Given instruction: Return the listing below in full, with every line exactly as it is.

[Some records]
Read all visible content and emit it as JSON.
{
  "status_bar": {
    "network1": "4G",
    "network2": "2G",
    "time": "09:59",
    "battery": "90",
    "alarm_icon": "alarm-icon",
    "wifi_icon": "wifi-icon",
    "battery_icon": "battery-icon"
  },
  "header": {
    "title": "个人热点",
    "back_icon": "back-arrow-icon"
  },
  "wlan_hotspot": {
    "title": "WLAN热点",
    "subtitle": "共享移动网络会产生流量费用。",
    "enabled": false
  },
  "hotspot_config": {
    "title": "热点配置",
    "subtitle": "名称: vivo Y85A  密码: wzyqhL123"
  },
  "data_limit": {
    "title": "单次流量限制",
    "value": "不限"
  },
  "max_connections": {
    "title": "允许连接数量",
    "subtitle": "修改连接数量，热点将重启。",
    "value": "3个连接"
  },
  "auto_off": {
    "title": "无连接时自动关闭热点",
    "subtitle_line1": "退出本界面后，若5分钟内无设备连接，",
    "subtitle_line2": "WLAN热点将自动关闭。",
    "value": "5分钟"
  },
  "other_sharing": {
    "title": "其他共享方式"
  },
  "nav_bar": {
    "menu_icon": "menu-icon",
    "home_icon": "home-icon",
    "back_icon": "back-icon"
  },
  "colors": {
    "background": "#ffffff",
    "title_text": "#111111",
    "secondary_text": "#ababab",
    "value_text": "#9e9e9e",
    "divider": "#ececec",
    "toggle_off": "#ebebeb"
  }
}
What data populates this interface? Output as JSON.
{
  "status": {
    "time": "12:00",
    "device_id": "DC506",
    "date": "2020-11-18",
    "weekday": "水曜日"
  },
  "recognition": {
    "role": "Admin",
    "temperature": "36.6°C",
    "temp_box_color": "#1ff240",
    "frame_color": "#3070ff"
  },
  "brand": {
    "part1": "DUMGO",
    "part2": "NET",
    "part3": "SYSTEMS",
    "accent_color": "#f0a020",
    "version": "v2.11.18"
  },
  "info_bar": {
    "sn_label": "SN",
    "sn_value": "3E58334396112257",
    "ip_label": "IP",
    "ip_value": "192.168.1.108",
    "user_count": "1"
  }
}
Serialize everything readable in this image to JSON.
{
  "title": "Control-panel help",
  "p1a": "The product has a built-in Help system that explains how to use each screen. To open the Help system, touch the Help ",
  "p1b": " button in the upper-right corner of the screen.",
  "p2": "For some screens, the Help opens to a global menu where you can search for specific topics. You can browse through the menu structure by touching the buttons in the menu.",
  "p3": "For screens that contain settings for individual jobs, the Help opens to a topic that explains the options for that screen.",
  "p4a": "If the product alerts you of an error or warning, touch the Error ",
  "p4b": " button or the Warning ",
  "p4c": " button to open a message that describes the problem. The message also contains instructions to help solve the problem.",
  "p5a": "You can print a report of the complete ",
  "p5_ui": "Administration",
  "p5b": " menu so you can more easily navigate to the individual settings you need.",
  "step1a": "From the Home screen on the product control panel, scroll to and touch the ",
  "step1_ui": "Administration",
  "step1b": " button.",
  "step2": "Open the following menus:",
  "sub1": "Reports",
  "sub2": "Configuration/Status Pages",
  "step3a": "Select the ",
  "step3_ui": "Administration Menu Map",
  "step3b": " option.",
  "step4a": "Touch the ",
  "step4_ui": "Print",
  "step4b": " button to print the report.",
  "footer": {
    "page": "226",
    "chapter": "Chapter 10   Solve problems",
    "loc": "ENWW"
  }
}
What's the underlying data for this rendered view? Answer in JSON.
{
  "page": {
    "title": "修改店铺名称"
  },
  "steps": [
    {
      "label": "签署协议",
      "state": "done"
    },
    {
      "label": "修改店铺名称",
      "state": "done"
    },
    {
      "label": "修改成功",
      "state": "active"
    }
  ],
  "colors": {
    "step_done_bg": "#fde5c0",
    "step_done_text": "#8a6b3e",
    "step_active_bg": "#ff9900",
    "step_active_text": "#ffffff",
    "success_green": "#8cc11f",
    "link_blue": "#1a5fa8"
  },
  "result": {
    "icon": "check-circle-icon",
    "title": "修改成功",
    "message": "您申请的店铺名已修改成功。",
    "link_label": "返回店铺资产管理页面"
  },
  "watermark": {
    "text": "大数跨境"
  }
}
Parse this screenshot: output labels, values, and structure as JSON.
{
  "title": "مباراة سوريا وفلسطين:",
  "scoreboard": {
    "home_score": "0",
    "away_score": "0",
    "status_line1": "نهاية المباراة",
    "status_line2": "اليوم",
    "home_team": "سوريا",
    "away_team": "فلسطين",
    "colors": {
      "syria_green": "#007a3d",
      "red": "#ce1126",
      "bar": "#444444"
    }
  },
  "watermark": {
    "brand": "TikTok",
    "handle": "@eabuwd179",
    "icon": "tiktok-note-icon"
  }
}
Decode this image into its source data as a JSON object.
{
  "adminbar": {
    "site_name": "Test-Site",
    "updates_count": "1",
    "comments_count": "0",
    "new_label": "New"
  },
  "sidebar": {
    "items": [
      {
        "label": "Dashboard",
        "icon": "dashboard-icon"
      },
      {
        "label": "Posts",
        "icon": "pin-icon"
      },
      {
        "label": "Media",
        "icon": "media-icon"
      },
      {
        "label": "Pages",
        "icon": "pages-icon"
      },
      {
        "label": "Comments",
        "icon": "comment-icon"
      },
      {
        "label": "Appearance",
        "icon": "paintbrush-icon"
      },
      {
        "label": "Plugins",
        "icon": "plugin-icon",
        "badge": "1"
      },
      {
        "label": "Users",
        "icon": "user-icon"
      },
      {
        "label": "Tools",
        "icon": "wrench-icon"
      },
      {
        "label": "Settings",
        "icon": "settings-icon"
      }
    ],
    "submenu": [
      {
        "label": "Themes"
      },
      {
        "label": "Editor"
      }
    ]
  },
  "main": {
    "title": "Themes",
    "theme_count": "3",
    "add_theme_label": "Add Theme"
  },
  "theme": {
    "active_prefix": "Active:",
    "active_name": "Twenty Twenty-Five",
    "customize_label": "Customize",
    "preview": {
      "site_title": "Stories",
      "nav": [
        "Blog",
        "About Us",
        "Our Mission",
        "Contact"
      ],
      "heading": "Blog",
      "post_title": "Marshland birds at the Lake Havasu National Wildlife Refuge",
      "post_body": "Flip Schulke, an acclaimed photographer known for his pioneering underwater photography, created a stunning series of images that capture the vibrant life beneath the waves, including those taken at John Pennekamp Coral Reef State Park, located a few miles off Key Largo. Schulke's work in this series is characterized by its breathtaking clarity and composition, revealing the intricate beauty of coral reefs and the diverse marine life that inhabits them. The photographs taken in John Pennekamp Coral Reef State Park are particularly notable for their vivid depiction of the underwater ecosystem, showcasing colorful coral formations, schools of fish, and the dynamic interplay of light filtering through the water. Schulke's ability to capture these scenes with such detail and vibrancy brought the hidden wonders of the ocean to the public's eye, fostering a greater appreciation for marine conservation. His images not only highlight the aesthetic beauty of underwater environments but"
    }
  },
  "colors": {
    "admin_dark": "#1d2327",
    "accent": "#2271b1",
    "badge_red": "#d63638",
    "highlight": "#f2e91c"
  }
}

Answer for the task:
Read all visible content and emit it as JSON.
{
  "status_bar": {
    "network1": "4G",
    "network2": "2G",
    "time": "09:59",
    "battery": "90",
    "alarm_icon": "alarm-icon",
    "wifi_icon": "wifi-icon",
    "battery_icon": "battery-icon"
  },
  "header": {
    "title": "个人热点",
    "back_icon": "back-arrow-icon"
  },
  "wlan_hotspot": {
    "title": "WLAN热点",
    "subtitle": "共享移动网络会产生流量费用。",
    "enabled": false
  },
  "hotspot_config": {
    "title": "热点配置",
    "subtitle": "名称: vivo Y85A  密码: wzyqhL123"
  },
  "data_limit": {
    "title": "单次流量限制",
    "value": "不限"
  },
  "max_connections": {
    "title": "允许连接数量",
    "subtitle": "修改连接数量，热点将重启。",
    "value": "3个连接"
  },
  "auto_off": {
    "title": "无连接时自动关闭热点",
    "subtitle_line1": "退出本界面后，若5分钟内无设备连接，",
    "subtitle_line2": "WLAN热点将自动关闭。",
    "value": "5分钟"
  },
  "other_sharing": {
    "title": "其他共享方式"
  },
  "nav_bar": {
    "menu_icon": "menu-icon",
    "home_icon": "home-icon",
    "back_icon": "back-icon"
  },
  "colors": {
    "background": "#ffffff",
    "title_text": "#111111",
    "secondary_text": "#ababab",
    "value_text": "#9e9e9e",
    "divider": "#ececec",
    "toggle_off": "#ebebeb"
  }
}
What data populates this interface? Output as JSON.
{
  "status": {
    "time": "12:00",
    "device_id": "DC506",
    "date": "2020-11-18",
    "weekday": "水曜日"
  },
  "recognition": {
    "role": "Admin",
    "temperature": "36.6°C",
    "temp_box_color": "#1ff240",
    "frame_color": "#3070ff"
  },
  "brand": {
    "part1": "DUMGO",
    "part2": "NET",
    "part3": "SYSTEMS",
    "accent_color": "#f0a020",
    "version": "v2.11.18"
  },
  "info_bar": {
    "sn_label": "SN",
    "sn_value": "3E58334396112257",
    "ip_label": "IP",
    "ip_value": "192.168.1.108",
    "user_count": "1"
  }
}
Serialize everything readable in this image to JSON.
{
  "title": "Control-panel help",
  "p1a": "The product has a built-in Help system that explains how to use each screen. To open the Help system, touch the Help ",
  "p1b": " button in the upper-right corner of the screen.",
  "p2": "For some screens, the Help opens to a global menu where you can search for specific topics. You can browse through the menu structure by touching the buttons in the menu.",
  "p3": "For screens that contain settings for individual jobs, the Help opens to a topic that explains the options for that screen.",
  "p4a": "If the product alerts you of an error or warning, touch the Error ",
  "p4b": " button or the Warning ",
  "p4c": " button to open a message that describes the problem. The message also contains instructions to help solve the problem.",
  "p5a": "You can print a report of the complete ",
  "p5_ui": "Administration",
  "p5b": " menu so you can more easily navigate to the individual settings you need.",
  "step1a": "From the Home screen on the product control panel, scroll to and touch the ",
  "step1_ui": "Administration",
  "step1b": " button.",
  "step2": "Open the following menus:",
  "sub1": "Reports",
  "sub2": "Configuration/Status Pages",
  "step3a": "Select the ",
  "step3_ui": "Administration Menu Map",
  "step3b": " option.",
  "step4a": "Touch the ",
  "step4_ui": "Print",
  "step4b": " button to print the report.",
  "footer": {
    "page": "226",
    "chapter": "Chapter 10   Solve problems",
    "loc": "ENWW"
  }
}
What's the underlying data for this rendered view? Answer in JSON.
{
  "page": {
    "title": "修改店铺名称"
  },
  "steps": [
    {
      "label": "签署协议",
      "state": "done"
    },
    {
      "label": "修改店铺名称",
      "state": "done"
    },
    {
      "label": "修改成功",
      "state": "active"
    }
  ],
  "colors": {
    "step_done_bg": "#fde5c0",
    "step_done_text": "#8a6b3e",
    "step_active_bg": "#ff9900",
    "step_active_text": "#ffffff",
    "success_green": "#8cc11f",
    "link_blue": "#1a5fa8"
  },
  "result": {
    "icon": "check-circle-icon",
    "title": "修改成功",
    "message": "您申请的店铺名已修改成功。",
    "link_label": "返回店铺资产管理页面"
  },
  "watermark": {
    "text": "大数跨境"
  }
}
Parse this screenshot: output labels, values, and structure as JSON.
{
  "title": "مباراة سوريا وفلسطين:",
  "scoreboard": {
    "home_score": "0",
    "away_score": "0",
    "status_line1": "نهاية المباراة",
    "status_line2": "اليوم",
    "home_team": "سوريا",
    "away_team": "فلسطين",
    "colors": {
      "syria_green": "#007a3d",
      "red": "#ce1126",
      "bar": "#444444"
    }
  },
  "watermark": {
    "brand": "TikTok",
    "handle": "@eabuwd179",
    "icon": "tiktok-note-icon"
  }
}
Decode this image into its source data as a JSON object.
{
  "adminbar": {
    "site_name": "Test-Site",
    "updates_count": "1",
    "comments_count": "0",
    "new_label": "New"
  },
  "sidebar": {
    "items": [
      {
        "label": "Dashboard",
        "icon": "dashboard-icon"
      },
      {
        "label": "Posts",
        "icon": "pin-icon"
      },
      {
        "label": "Media",
        "icon": "media-icon"
      },
      {
        "label": "Pages",
        "icon": "pages-icon"
      },
      {
        "label": "Comments",
        "icon": "comment-icon"
      },
      {
        "label": "Appearance",
        "icon": "paintbrush-icon"
      },
      {
        "label": "Plugins",
        "icon": "plugin-icon",
        "badge": "1"
      },
      {
        "label": "Users",
        "icon": "user-icon"
      },
      {
        "label": "Tools",
        "icon": "wrench-icon"
      },
      {
        "label": "Settings",
        "icon": "settings-icon"
      }
    ],
    "submenu": [
      {
        "label": "Themes"
      },
      {
        "label": "Editor"
      }
    ]
  },
  "main": {
    "title": "Themes",
    "theme_count": "3",
    "add_theme_label": "Add Theme"
  },
  "theme": {
    "active_prefix": "Active:",
    "active_name": "Twenty Twenty-Five",
    "customize_label": "Customize",
    "preview": {
      "site_title": "Stories",
      "nav": [
        "Blog",
        "About Us",
        "Our Mission",
        "Contact"
      ],
      "heading": "Blog",
      "post_title": "Marshland birds at the Lake Havasu National Wildlife Refuge",
      "post_body": "Flip Schulke, an acclaimed photographer known for his pioneering underwater photography, created a stunning series of images that capture the vibrant life beneath the waves, including those taken at John Pennekamp Coral Reef State Park, located a few miles off Key Largo. Schulke's work in this series is characterized by its breathtaking clarity and composition, revealing the intricate beauty of coral reefs and the diverse marine life that inhabits them. The photographs taken in John Pennekamp Coral Reef State Park are particularly notable for their vivid depiction of the underwater ecosystem, showcasing colorful coral formations, schools of fish, and the dynamic interplay of light filtering through the water. Schulke's ability to capture these scenes with such detail and vibrancy brought the hidden wonders of the ocean to the public's eye, fostering a greater appreciation for marine conservation. His images not only highlight the aesthetic beauty of underwater environments but"
    }
  },
  "colors": {
    "admin_dark": "#1d2327",
    "accent": "#2271b1",
    "badge_red": "#d63638",
    "highlight": "#f2e91c"
  }
}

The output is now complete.